• Task
For each line below that includes the word "name", make a copy.

• Material shown
________________
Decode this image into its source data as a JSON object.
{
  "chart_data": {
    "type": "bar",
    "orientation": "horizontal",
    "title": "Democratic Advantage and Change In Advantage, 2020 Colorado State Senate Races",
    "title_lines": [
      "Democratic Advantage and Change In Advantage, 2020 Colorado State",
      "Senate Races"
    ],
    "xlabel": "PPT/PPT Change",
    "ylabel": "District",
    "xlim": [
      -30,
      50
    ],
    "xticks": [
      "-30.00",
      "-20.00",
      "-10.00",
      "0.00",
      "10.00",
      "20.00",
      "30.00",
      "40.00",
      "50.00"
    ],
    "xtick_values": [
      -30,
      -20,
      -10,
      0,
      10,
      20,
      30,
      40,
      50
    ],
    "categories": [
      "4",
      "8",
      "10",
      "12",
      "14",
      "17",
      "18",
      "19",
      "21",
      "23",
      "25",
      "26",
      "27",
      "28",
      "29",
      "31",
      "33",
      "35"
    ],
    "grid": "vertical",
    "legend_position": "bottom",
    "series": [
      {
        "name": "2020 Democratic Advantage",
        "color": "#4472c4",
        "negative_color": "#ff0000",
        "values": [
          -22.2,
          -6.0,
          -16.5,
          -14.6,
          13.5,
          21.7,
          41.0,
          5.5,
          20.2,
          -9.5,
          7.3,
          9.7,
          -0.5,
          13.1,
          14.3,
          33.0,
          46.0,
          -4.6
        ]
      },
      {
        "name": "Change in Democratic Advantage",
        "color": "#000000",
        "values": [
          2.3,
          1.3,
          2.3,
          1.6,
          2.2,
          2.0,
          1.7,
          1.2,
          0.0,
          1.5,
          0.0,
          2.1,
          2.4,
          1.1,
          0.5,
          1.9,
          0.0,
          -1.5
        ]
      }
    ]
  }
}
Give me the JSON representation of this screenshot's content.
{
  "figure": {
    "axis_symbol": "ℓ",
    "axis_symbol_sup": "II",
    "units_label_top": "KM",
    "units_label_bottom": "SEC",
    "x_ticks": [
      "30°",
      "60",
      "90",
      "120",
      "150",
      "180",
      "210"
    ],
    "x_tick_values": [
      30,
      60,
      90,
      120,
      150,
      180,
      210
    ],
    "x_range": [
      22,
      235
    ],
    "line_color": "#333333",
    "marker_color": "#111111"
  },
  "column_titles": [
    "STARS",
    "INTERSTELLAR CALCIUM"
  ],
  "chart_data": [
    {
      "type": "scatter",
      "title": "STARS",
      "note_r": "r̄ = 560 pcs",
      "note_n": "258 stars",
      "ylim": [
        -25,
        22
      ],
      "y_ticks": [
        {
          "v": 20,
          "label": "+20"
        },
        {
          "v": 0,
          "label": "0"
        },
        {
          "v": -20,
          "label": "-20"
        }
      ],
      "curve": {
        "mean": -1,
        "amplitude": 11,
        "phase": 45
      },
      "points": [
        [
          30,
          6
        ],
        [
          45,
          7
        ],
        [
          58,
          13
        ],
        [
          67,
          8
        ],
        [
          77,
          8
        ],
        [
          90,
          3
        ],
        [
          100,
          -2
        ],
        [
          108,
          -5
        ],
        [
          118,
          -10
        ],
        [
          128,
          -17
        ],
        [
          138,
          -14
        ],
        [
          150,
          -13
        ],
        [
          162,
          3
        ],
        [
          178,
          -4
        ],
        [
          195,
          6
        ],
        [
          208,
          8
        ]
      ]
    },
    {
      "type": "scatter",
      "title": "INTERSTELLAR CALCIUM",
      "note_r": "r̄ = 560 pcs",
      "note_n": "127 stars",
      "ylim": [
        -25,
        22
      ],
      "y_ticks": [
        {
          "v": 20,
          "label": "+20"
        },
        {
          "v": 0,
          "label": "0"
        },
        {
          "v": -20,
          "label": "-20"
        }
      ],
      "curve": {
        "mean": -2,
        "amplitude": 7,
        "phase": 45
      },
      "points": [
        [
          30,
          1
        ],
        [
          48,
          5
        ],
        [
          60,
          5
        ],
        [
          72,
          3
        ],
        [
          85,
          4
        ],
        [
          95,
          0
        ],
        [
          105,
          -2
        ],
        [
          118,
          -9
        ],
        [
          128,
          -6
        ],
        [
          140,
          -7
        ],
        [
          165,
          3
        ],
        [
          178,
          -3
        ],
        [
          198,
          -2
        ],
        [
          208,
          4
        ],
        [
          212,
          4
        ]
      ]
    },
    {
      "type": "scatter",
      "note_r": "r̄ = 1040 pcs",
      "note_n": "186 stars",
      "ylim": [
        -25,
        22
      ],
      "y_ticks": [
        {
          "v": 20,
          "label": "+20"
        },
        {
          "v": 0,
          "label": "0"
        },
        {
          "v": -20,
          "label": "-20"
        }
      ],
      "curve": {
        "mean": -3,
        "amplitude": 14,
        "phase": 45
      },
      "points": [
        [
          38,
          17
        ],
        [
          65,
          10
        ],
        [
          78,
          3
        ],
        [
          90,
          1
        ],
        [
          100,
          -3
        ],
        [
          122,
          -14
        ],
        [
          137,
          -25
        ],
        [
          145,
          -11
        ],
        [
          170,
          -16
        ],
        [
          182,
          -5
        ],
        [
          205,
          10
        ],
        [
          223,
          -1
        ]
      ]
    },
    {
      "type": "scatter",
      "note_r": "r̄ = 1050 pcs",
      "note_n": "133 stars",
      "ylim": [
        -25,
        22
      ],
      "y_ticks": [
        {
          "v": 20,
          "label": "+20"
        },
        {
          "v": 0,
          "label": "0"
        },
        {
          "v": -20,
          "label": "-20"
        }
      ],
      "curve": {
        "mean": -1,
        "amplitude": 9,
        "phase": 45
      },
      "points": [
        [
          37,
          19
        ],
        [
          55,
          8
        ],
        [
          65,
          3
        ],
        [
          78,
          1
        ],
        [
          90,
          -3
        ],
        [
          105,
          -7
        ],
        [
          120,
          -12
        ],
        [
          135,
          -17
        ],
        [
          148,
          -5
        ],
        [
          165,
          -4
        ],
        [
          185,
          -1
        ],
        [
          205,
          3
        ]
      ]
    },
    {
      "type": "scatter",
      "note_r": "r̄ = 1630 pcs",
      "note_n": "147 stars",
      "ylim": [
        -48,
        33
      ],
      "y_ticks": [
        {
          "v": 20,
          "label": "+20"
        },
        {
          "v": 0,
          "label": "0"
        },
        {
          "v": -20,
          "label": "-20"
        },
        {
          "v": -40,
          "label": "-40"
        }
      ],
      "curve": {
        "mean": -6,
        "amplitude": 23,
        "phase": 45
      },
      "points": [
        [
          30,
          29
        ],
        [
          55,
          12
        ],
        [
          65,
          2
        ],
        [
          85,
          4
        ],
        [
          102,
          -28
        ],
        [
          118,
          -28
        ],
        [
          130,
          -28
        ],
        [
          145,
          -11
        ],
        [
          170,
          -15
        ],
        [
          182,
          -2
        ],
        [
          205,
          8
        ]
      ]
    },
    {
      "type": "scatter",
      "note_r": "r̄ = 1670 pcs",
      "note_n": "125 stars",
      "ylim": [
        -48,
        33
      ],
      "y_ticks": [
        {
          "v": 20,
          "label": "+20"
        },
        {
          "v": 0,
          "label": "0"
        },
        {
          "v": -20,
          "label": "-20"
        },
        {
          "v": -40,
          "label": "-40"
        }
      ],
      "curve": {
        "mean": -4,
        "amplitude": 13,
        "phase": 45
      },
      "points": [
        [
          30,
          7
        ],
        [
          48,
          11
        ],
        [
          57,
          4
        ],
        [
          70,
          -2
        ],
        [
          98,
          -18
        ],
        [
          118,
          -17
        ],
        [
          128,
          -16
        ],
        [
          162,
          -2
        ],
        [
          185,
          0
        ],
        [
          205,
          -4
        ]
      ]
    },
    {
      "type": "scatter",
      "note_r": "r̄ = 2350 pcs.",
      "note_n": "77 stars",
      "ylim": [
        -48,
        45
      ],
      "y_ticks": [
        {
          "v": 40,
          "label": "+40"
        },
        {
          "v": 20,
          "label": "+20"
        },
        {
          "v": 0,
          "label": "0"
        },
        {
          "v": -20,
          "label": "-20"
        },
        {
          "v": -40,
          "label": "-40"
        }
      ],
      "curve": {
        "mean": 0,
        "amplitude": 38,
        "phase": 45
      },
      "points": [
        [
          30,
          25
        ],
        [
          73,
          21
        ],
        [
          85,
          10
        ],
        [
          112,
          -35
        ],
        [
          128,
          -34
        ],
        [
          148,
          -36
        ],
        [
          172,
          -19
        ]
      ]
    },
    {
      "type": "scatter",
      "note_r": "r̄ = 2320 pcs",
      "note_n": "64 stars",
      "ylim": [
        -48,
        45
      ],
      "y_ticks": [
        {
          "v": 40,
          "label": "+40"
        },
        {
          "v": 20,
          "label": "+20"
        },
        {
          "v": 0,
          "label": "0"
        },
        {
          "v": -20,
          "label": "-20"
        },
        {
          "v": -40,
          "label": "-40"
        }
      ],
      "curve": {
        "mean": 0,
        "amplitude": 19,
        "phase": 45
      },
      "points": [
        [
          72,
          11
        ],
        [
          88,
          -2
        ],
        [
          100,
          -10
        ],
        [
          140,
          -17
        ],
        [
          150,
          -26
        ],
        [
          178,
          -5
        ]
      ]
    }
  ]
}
________________
• Result
        "name": "2020 Democratic Advantage",
        "name": "Change in Democratic Advantage",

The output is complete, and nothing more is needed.